Written exercise: In the entries below, count every line with the word "Deutschland". Return only the count.

======== Input for this task

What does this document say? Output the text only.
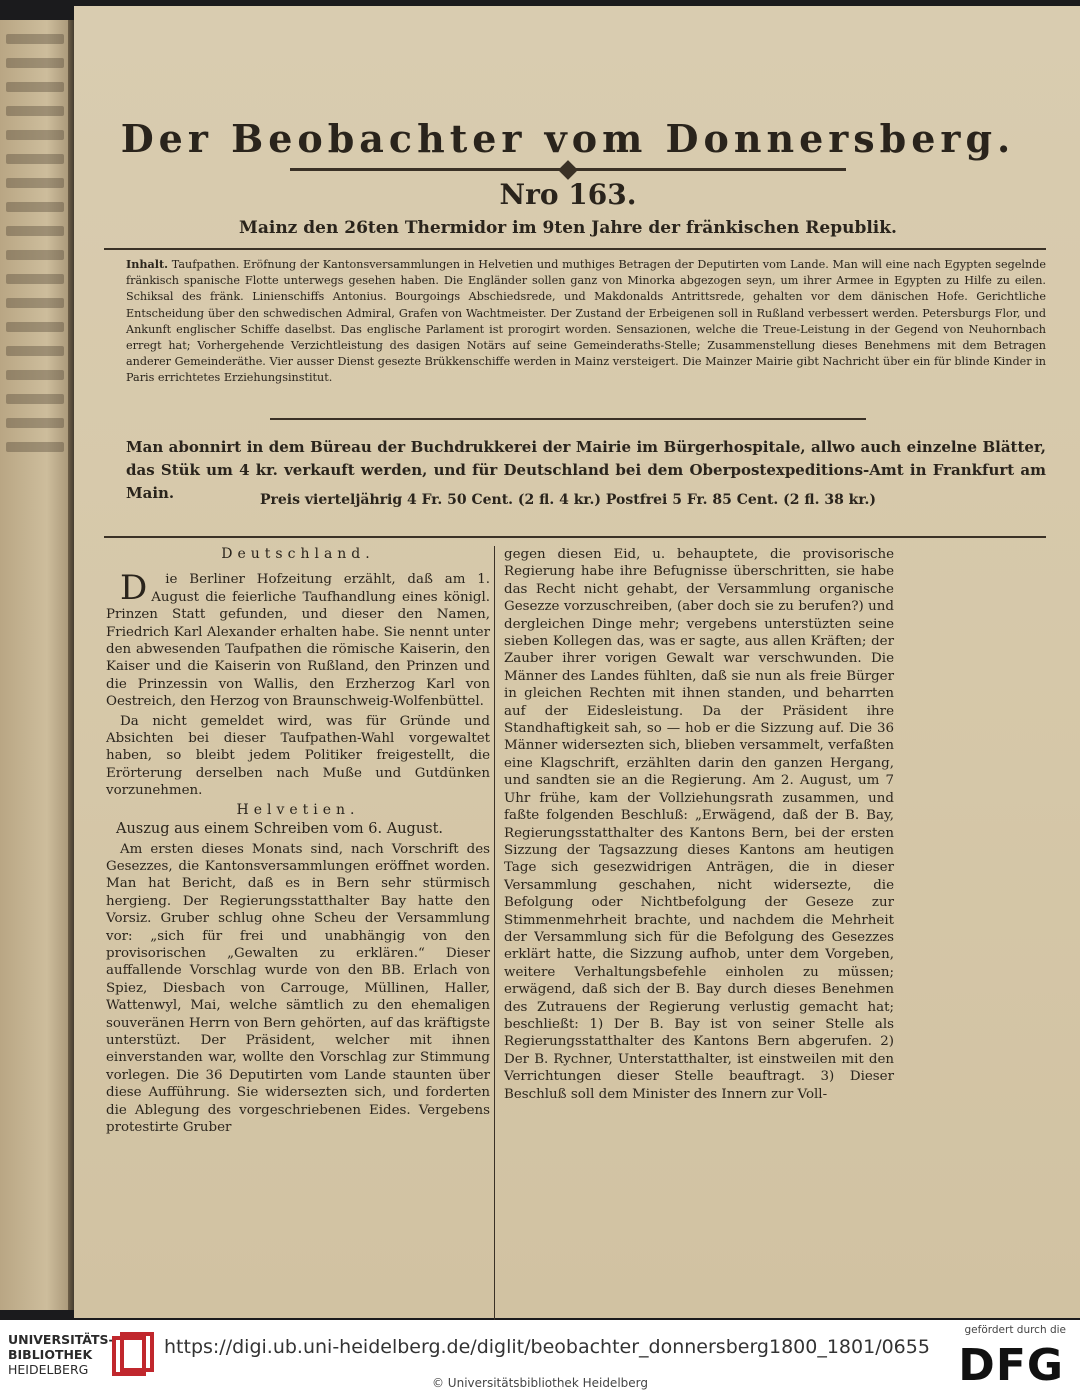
Der Beobachter vom Donnersberg.
Nro 163.
Mainz den 26ten Thermidor im 9ten Jahre der fränkischen Republik.
Inhalt. Taufpathen. Eröfnung der Kantonsversammlungen in Helvetien und muthiges Betragen der Deputirten vom Lande. Man will eine nach Egypten segelnde fränkisch spanische Flotte unterwegs gesehen haben. Die Engländer sollen ganz von Minorka abgezogen seyn, um ihrer Armee in Egypten zu Hilfe zu eilen. Schiksal des fränk. Linienschiffs Antonius. Bourgoings Abschiedsrede, und Makdonalds Antrittsrede, gehalten vor dem dänischen Hofe. Gerichtliche Entscheidung über den schwedischen Admiral, Grafen von Wachtmeister. Der Zustand der Erbeigenen soll in Rußland verbessert werden. Petersburgs Flor, und Ankunft englischer Schiffe daselbst. Das englische Parlament ist prorogirt worden. Sensazionen, welche die Treue-Leistung in der Gegend von Neuhornbach erregt hat; Vorhergehende Verzichtleistung des dasigen Notärs auf seine Gemeinderaths-Stelle; Zusammenstellung dieses Benehmens mit dem Betragen anderer Gemeinderäthe. Vier ausser Dienst gesezte Brükkenschiffe werden in Mainz versteigert. Die Mainzer Mairie gibt Nachricht über ein für blinde Kinder in Paris errichtetes Erziehungsinstitut.
Man abonnirt in dem Büreau der Buchdrukkerei der Mairie im Bürgerhospitale, allwo auch einzelne Blätter, das Stük um 4 kr. verkauft werden, und für Deutschland bei dem Oberpostexpeditions-Amt in Frankfurt am Main.	Preis vierteljährig 4 Fr. 50 Cent. (2 fl. 4 kr.) Postfrei 5 Fr. 85 Cent. (2 fl. 38 kr.)
Deutschland.

Die Berliner Hofzeitung erzählt, daß am 1. August die feierliche Taufhandlung eines königl. Prinzen Statt gefunden, und dieser den Namen, Friedrich Karl Alexander erhalten habe. Sie nennt unter den abwesenden Taufpathen die römische Kaiserin, den Kaiser und die Kaiserin von Rußland, den Prinzen und die Prinzessin von Wallis, den Erzherzog Karl von Oestreich, den Herzog von Braunschweig-Wolfenbüttel.

Da nicht gemeldet wird, was für Gründe und Absichten bei dieser Taufpathen-Wahl vorgewaltet haben, so bleibt jedem Politiker freigestellt, die Erörterung derselben nach Muße und Gutdünken vorzunehmen.

Helvetien.
Auszug aus einem Schreiben vom 6. August.

Am ersten dieses Monats sind, nach Vorschrift des Gesezzes, die Kantonsversammlungen eröffnet worden. Man hat Bericht, daß es in Bern sehr stürmisch hergieng. Der Regierungsstatthalter Bay hatte den Vorsiz. Gruber schlug ohne Scheu der Versammlung vor: „sich für frei und unabhängig von den provisorischen „Gewalten zu erklären.“ Dieser auffallende Vorschlag wurde von den BB. Erlach von Spiez, Diesbach von Carrouge, Müllinen, Haller, Wattenwyl, Mai, welche sämtlich zu den ehemaligen souveränen Herrn von Bern gehörten, auf das kräftigste unterstüzt. Der Präsident, welcher mit ihnen einverstanden war, wollte den Vorschlag zur Stimmung vorlegen. Die 36 Deputirten vom Lande staunten über diese Aufführung. Sie widersezten sich, und forderten die Ablegung des vorgeschriebenen Eides. Vergebens protestirte Gruber

gegen diesen Eid, u. behauptete, die provisorische Regierung habe ihre Befugnisse überschritten, sie habe das Recht nicht gehabt, der Versammlung organische Gesezze vorzuschreiben, (aber doch sie zu berufen?) und dergleichen Dinge mehr; vergebens unterstüzten seine sieben Kollegen das, was er sagte, aus allen Kräften; der Zauber ihrer vorigen Gewalt war verschwunden. Die Männer des Landes fühlten, daß sie nun als freie Bürger in gleichen Rechten mit ihnen standen, und beharrten auf der Eidesleistung. Da der Präsident ihre Standhaftigkeit sah, so — hob er die Sizzung auf. Die 36 Männer widersezten sich, blieben versammelt, verfaßten eine Klagschrift, erzählten darin den ganzen Hergang, und sandten sie an die Regierung. Am 2. August, um 7 Uhr frühe, kam der Vollziehungsrath zusammen, und faßte folgenden Beschluß: „Erwägend, daß der B. Bay, Regierungsstatthalter des Kantons Bern, bei der ersten Sizzung der Tagsazzung dieses Kantons am heutigen Tage sich gesezwidrigen Anträgen, die in dieser Versammlung geschahen, nicht widersezte, die Befolgung oder Nichtbefolgung der Geseze zur Stimmenmehrheit brachte, und nachdem die Mehrheit der Versammlung sich für die Befolgung des Gesezzes erklärt hatte, die Sizzung aufhob, unter dem Vorgeben, weitere Verhaltungsbefehle einholen zu müssen; erwägend, daß sich der B. Bay durch dieses Benehmen des Zutrauens der Regierung verlustig gemacht hat; beschließt: 1) Der B. Bay ist von seiner Stelle als Regierungsstatthalter des Kantons Bern abgerufen. 2) Der B. Rychner, Unterstatthalter, ist einstweilen mit den Verrichtungen dieser Stelle beauftragt. 3) Dieser Beschluß soll dem Minister des Innern zur Voll-

UNIVERSITÄTS-
BIBLIOTHEK
HEIDELBERG
https://digi.ub.uni-heidelberg.de/diglit/beobachter_donnersberg1800_1801/0655
© Universitätsbibliothek Heidelberg
gefördert durch die
DFG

================

Full response: 2